* **Stated task 1**:
In the entries below, from the line with "pencil-icon[interactable] [902,10,924,32]" up to and including the line with "undo-redo-group [382,10,438,32]", replace "video-canvas" with "video-player" and give only those lines again, otherwise unchanged.

* **Text extract**:
- Watershed of Nottaway River

Location
- Country: Canada
- Province: Quebec
- Region: Abitibi-Témiscamingue

Physical characteristics
- Source: Saint-Père Lake
- • location: Senneterre, Abitibi-Témiscamingue, Quebec
- • coordinates: 48°40′39″N 76°24′21″W﻿ / ﻿48.67750°N 76.40583°W
- • elevation: 401 m (1,316 ft)
- Mouth: Wetetnagami River
- • location: Senneterre, Abitibi-Témiscamingue, Quebec
- • coordinates: 48°49′14″N 76°07′44″W﻿ / ﻿48.82056°N 76.12889°W
- • elevation: 367 m (1,204 ft)
- Length: 28.8 km (17.9 mi)

Basin features
- • left: Discharge of Georges-Côté Lake
- • right: Discharge of Jonction Lake

= Saint-Père River =

Saint-Père River is a tributary of the east bank of the Wetetnagami River flowing into Senneterre, in the RCM of La Vallée-de-l'Or Regional County Municipality, in the administrative region of Abitibi-Témiscamingue, in Quebec, in Canada.

This river successively crosses the townships of Saint-Père and Moquin. The surface of the Saint-Père River is generally frozen from early December to late April. Forestry is the main economic activity of the sector; recreational tourism activities, second.

The Saint-Père River valley is served by the forest road (East-West direction) passing north of Wetetnagami Lake] and another on the South side passing through the Wetetnagami Lake Biodiversity Reserve.

== Geography ==

The hydrographic slopes near the Saint-Père River are:
- north side: Wetetnagami River, Nicobi Lake, Nicobi River, Opawica River;
- east side: Panache River, Fortier River, Macho River, Maceres Lake;
- south side: Saint-Père Lake, Wetetnagami River, Macho River;
- west side: O'Sullivan River, Wetetnagami River, Wetetnagami Lake.

The Saint-Père River begins in Senneterre, at the mouth of Lake Saint-Père (length: 8.4 km; maximum width: 2.3 km; altitude: 401 m).

* **Data excerpts**:
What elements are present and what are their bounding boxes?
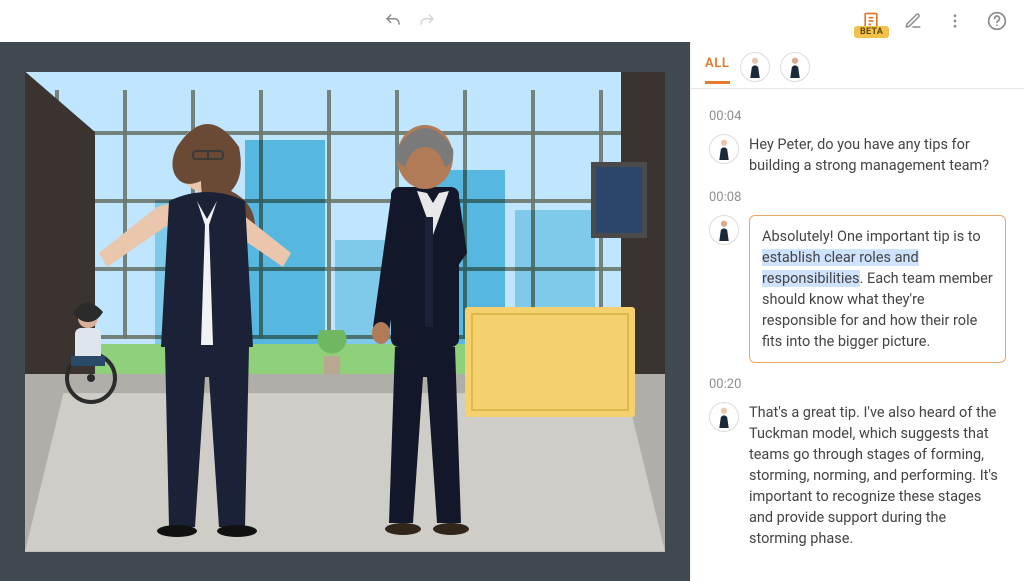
pencil-icon[interactable] [902,10,924,32]
transcript-text: Absolutely! One important tip is to esta… [749,215,1006,363]
main-split: ALL 00:04 Hey Peter, do you have any tip… [0,42,1024,581]
transcript-tabs: ALL [691,42,1024,89]
video-canvas[interactable] [0,42,690,581]
transcript-text: That's a great tip. I've also heard of t… [749,402,1006,549]
undo-redo-group [382,10,438,32]
character-woman [85,97,305,537]
speaker-filter-2[interactable] [780,52,810,82]
timestamp[interactable]: 00:08 [709,190,1006,205]
redo-icon[interactable] [416,10,438,32]
transcript-line[interactable]: Hey Peter, do you have any tips for buil… [709,134,1006,176]
transcript-pane: ALL 00:04 Hey Peter, do you have any tip… [690,42,1024,581]
wall-picture [591,162,647,238]
character-man [325,97,525,537]
top-toolbar: BETA [0,0,1024,42]
transcript-line[interactable]: That's a great tip. I've also heard of t… [709,402,1006,549]
beta-badge: BETA [854,26,889,38]
timestamp[interactable]: 00:04 [709,109,1006,124]
notes-button[interactable]: BETA [860,10,882,32]
timestamp[interactable]: 00:20 [709,377,1006,392]
speaker-avatar-1 [709,134,739,164]
transcript-body[interactable]: 00:04 Hey Peter, do you have any tips fo… [691,89,1024,581]
app-root: BETA [0,0,1024,581]
transcript-text: Hey Peter, do you have any tips for buil… [749,134,1006,176]
office-scene-illustration [25,72,665,552]
speaker-avatar-2 [709,215,739,245]
help-circle-icon[interactable] [986,10,1008,32]
tab-all[interactable]: ALL [705,56,730,84]
speaker-avatar-1 [709,402,739,432]
more-vertical-icon[interactable] [944,10,966,32]
transcript-line-active[interactable]: Absolutely! One important tip is to esta… [709,215,1006,363]
speaker-filter-1[interactable] [740,52,770,82]
undo-icon[interactable] [382,10,404,32]
toolbar-right: BETA [860,10,1008,32]
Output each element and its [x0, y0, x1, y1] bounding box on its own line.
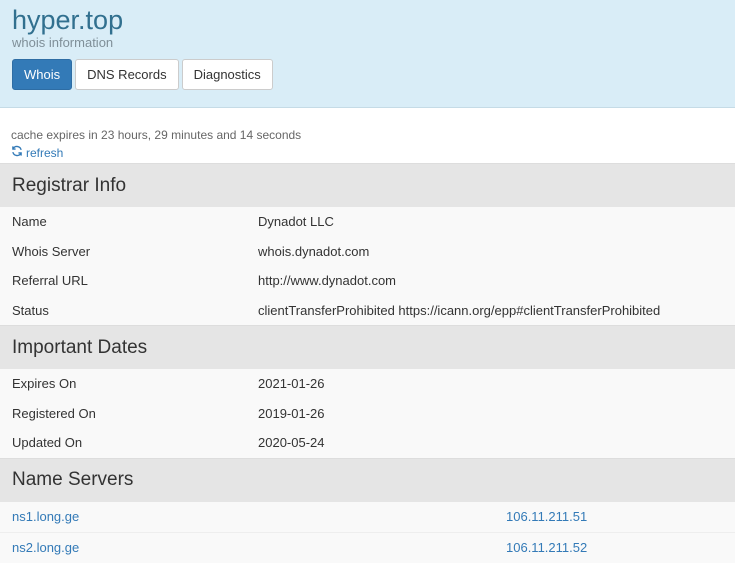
row-value: whois.dynadot.com: [258, 243, 370, 259]
cache-info: cache expires in 23 hours, 29 minutes an…: [0, 108, 735, 163]
page-title: hyper.top: [12, 5, 124, 35]
table-row: Referral URL http://www.dynadot.com: [0, 266, 735, 296]
nameserver-host-link[interactable]: ns1.long.ge: [12, 509, 506, 524]
tab-whois[interactable]: Whois: [12, 59, 73, 90]
page-subtitle: whois information: [12, 35, 114, 50]
registrar-info-heading: Registrar Info: [0, 163, 735, 207]
table-row: ns1.long.ge 106.11.211.51: [0, 502, 735, 532]
table-row: Updated On 2020-05-24: [0, 428, 735, 458]
row-key: Status: [12, 302, 49, 318]
cache-expiry-text: cache expires in 23 hours, 29 minutes an…: [11, 128, 302, 142]
row-value: 2021-01-26: [258, 376, 325, 392]
table-row: Whois Server whois.dynadot.com: [0, 236, 735, 266]
tab-bar: Whois DNS Records Diagnostics: [12, 59, 723, 90]
nameserver-ip-link[interactable]: 106.11.211.52: [506, 540, 587, 555]
row-value: Dynadot LLC: [258, 214, 334, 230]
tab-diagnostics[interactable]: Diagnostics: [181, 59, 273, 90]
nameserver-ip-link[interactable]: 106.11.211.51: [506, 509, 587, 524]
tab-dns-records[interactable]: DNS Records: [75, 59, 179, 90]
important-dates-table: Expires On 2021-01-26 Registered On 2019…: [0, 369, 735, 458]
table-row: Expires On 2021-01-26: [0, 369, 735, 399]
refresh-link[interactable]: refresh: [11, 145, 63, 161]
table-row: Registered On 2019-01-26: [0, 398, 735, 428]
table-row: ns2.long.ge 106.11.211.52: [0, 531, 735, 563]
row-key: Registered On: [12, 405, 96, 421]
row-key: Name: [12, 214, 47, 230]
row-value: 2019-01-26: [258, 405, 325, 421]
row-key: Whois Server: [12, 243, 91, 259]
row-key: Referral URL: [12, 273, 88, 289]
row-key: Updated On: [12, 435, 83, 451]
name-servers-heading: Name Servers: [0, 457, 735, 502]
page-header: hyper.top whois information Whois DNS Re…: [0, 0, 735, 108]
table-row: Name Dynadot LLC: [0, 207, 735, 237]
row-value: http://www.dynadot.com: [258, 273, 397, 289]
table-row: Status clientTransferProhibited https://…: [0, 295, 735, 325]
refresh-icon: [11, 145, 23, 161]
important-dates-heading: Important Dates: [0, 325, 735, 369]
registrar-info-table: Name Dynadot LLC Whois Server whois.dyna…: [0, 207, 735, 325]
row-value: 2020-05-24: [258, 435, 325, 451]
row-key: Expires On: [12, 376, 77, 392]
refresh-label: refresh: [26, 145, 64, 160]
nameserver-host-link[interactable]: ns2.long.ge: [12, 540, 506, 555]
name-servers-table: ns1.long.ge 106.11.211.51 ns2.long.ge 10…: [0, 501, 735, 563]
row-value: clientTransferProhibited https://icann.o…: [258, 302, 661, 318]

* **Stated task 2**:
Write what follows in the Saint-Père River text, starting after its last sentence.

* **Exercise output 1**:
pencil-icon[interactable] [902,10,924,32]
transcript-text: Absolutely! One important tip is to esta… [749,215,1006,363]
main-split: ALL 00:04 Hey Peter, do you have any tip… [0,42,1024,581]
transcript-tabs: ALL [691,42,1024,89]
video-player[interactable] [0,42,690,581]
transcript-text: That's a great tip. I've also heard of t… [749,402,1006,549]
undo-redo-group [382,10,438,32]

* **Exercise output 2**:
The mouth of Lake Saint-Père is located in Senneterre at:
- 12.8 km south-east of the mouth of the Saint-Père River;
- 51.9 km south of the mouth of the Wetetnagami River;
- 81.2 km west of Gouin Reservoir;
- 72.4 km South of the mouth of the Nicobi River;
- 118.4 km south of the confluence of the Opawica River and the Chibougamau River;
- 68.4 km south-east of the village center of Lebel-sur-Quévillon;
- 128.6 km southeast of the mouth of Goéland Lake (Waswanipi River).

From the mouth of Saint-Père Lake, the Saint-Père River flows over 28.8 km according to the following segments:
- 2.6 km westerly, to the outlet of a lake (coming from the South);
- 11.0 km northerly, forming a westerly curve to the southern boundary of the Township of Moquin;
- 7.5 km North in the canton of Moquin, until the discharge (coming from the East) of the “Lac de la Jonction”;
- 7.7 km westerly to its confluence with Wetetnagami Lake.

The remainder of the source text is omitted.